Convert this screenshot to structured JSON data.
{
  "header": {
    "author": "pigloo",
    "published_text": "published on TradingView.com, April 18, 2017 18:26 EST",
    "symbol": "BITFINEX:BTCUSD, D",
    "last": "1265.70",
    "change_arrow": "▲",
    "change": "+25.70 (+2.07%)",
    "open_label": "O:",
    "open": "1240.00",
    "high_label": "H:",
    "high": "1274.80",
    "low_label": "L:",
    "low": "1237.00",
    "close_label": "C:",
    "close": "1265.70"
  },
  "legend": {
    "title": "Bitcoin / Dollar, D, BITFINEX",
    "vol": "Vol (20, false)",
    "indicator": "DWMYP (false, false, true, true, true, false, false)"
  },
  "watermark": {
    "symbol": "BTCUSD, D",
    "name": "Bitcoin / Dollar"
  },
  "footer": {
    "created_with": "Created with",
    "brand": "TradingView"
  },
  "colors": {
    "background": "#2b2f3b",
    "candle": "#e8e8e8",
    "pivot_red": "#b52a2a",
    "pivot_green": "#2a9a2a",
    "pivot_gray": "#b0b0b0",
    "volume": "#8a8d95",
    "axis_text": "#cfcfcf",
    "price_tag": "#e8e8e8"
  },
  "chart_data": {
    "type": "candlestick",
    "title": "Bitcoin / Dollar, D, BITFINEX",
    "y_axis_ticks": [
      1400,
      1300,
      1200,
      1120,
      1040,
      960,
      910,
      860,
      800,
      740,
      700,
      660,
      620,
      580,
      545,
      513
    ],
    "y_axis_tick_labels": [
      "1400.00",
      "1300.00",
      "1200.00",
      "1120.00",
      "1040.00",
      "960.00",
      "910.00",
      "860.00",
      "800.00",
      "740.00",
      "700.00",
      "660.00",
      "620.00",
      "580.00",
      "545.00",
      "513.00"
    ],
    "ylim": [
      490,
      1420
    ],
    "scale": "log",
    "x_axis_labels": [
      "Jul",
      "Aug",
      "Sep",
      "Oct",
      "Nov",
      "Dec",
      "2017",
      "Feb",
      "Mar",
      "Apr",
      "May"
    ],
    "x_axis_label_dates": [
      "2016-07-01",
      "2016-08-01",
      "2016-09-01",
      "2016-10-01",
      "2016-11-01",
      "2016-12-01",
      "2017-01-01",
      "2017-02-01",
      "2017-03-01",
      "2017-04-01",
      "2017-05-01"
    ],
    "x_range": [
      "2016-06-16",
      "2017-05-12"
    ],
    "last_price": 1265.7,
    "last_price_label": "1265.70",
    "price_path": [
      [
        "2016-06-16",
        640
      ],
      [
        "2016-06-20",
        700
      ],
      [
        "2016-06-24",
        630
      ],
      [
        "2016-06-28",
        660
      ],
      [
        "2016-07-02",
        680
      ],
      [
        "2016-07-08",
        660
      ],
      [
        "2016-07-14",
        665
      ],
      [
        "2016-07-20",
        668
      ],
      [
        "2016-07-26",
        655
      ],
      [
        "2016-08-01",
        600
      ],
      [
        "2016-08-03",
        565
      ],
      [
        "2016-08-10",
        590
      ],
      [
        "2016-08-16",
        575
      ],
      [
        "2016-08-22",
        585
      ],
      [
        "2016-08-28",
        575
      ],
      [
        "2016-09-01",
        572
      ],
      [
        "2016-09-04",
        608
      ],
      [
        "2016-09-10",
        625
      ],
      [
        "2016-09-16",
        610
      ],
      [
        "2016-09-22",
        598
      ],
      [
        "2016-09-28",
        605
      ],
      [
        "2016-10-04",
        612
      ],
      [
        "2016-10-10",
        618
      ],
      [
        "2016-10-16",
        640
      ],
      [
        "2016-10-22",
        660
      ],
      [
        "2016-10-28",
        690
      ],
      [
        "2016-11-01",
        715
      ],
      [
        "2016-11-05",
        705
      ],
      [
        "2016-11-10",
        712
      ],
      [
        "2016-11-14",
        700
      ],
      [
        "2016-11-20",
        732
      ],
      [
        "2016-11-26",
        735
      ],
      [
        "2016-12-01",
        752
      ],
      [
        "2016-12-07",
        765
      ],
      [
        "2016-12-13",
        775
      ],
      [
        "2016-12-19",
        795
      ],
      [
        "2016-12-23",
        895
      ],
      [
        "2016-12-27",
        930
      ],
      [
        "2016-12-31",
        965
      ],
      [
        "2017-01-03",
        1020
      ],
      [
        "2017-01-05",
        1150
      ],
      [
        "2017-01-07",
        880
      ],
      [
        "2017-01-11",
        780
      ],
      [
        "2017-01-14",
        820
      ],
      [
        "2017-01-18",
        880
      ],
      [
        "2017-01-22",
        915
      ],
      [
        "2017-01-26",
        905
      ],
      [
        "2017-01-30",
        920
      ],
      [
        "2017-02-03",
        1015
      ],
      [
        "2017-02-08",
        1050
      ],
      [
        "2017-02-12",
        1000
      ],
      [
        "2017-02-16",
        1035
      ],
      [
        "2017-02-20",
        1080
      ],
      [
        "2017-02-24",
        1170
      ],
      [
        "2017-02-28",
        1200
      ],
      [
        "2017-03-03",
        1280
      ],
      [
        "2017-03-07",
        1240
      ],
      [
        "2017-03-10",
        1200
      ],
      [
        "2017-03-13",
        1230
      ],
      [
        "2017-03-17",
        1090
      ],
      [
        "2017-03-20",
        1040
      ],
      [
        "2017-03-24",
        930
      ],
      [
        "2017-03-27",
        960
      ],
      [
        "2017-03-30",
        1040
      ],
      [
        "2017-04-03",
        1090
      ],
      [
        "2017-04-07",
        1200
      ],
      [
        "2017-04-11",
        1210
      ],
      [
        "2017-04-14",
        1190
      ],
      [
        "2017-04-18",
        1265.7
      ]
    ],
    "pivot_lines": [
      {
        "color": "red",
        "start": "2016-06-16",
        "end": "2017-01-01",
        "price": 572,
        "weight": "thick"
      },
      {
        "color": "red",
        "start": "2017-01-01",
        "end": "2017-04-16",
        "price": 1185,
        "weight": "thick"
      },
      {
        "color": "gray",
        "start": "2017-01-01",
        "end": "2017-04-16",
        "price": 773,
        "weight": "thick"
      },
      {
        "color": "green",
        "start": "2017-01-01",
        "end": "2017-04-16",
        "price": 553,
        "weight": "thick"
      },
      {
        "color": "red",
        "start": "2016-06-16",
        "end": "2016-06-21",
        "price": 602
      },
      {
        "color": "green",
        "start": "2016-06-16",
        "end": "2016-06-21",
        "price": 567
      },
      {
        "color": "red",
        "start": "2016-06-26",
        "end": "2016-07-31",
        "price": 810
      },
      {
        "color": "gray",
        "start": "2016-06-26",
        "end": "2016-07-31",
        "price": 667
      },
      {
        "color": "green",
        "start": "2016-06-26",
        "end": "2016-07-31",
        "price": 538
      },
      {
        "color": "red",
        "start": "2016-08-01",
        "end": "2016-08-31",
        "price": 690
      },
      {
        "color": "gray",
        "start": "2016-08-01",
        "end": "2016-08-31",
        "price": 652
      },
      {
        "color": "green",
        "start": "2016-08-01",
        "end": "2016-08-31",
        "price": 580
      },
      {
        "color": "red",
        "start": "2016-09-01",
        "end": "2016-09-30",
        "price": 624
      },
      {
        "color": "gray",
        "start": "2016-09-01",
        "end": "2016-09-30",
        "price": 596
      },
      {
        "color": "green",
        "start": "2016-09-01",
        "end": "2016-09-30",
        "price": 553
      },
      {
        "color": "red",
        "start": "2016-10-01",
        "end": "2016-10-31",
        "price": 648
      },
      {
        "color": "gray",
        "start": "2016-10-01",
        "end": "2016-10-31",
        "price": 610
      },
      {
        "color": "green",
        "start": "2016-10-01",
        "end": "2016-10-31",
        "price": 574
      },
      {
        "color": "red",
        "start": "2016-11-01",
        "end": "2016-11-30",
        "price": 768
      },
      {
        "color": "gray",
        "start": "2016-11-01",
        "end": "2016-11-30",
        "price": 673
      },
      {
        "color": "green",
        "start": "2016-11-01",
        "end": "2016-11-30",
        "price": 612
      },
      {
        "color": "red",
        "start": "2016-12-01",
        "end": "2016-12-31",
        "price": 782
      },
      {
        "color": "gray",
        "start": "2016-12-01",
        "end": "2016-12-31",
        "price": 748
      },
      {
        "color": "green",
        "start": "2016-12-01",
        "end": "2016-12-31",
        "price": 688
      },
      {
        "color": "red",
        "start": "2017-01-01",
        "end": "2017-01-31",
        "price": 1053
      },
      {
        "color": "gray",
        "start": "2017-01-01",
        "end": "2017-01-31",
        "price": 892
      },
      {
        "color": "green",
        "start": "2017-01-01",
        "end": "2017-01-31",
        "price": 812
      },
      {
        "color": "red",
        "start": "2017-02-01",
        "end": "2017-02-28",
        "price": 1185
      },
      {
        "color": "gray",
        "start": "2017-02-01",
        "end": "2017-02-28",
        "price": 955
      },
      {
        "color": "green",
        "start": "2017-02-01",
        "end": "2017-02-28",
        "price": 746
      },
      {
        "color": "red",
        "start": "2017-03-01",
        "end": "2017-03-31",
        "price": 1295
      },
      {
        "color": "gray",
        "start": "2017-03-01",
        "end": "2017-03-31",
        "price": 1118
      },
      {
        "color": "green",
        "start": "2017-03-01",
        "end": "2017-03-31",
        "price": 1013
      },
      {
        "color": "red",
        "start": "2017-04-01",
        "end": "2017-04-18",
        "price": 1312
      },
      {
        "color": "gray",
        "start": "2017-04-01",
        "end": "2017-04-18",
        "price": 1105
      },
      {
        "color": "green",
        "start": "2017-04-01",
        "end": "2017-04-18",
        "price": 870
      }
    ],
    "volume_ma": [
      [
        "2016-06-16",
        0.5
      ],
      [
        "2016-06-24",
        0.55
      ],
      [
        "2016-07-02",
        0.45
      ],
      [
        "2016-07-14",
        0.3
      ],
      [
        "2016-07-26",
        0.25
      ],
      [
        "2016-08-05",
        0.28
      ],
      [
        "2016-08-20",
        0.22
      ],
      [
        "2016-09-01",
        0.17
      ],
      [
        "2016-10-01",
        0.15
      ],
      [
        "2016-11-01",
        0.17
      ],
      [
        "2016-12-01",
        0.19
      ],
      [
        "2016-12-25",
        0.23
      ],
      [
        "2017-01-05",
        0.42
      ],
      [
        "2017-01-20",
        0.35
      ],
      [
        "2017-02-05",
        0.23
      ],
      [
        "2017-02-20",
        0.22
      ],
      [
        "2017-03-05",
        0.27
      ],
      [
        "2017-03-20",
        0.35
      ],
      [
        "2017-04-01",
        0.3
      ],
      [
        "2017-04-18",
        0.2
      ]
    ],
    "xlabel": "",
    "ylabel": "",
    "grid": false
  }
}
◇ ◇ ◇ ◇
Check each line above for the word "BTCUSD" and give the number of lines that have it, nothing else.

*Solution to this task*. 2